(Dataset rows describing interfaces)
--------------------
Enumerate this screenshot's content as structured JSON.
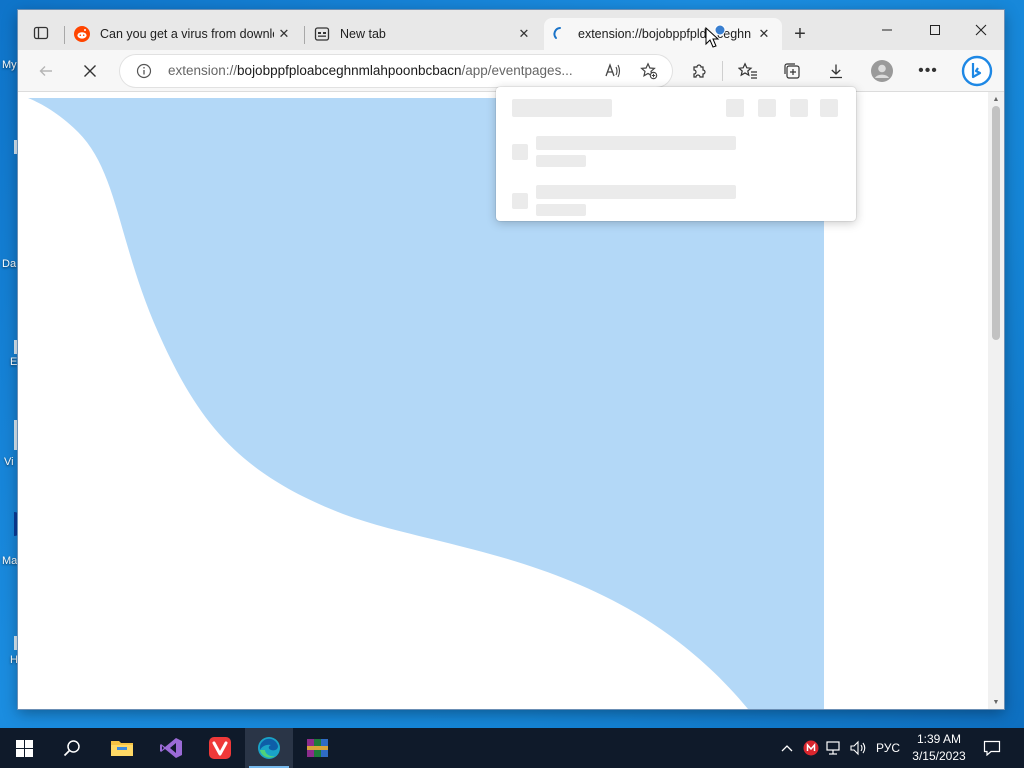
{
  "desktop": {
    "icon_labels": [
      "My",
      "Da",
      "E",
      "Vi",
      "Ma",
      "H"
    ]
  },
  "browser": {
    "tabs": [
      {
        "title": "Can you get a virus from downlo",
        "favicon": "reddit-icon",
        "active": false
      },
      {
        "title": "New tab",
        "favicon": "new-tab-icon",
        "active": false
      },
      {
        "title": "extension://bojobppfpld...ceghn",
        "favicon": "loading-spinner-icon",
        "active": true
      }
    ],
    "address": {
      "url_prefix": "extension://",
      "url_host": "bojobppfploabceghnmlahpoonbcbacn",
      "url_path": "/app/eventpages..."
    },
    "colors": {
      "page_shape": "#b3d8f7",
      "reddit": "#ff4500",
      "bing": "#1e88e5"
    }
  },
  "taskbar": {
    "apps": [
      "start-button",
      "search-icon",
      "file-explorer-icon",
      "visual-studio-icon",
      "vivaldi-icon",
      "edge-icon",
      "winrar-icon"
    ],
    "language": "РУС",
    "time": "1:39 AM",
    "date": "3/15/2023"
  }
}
--------------------
Work request —
Report how many lines of the records hold the word "extension", and supply no other text.

Final answer —
2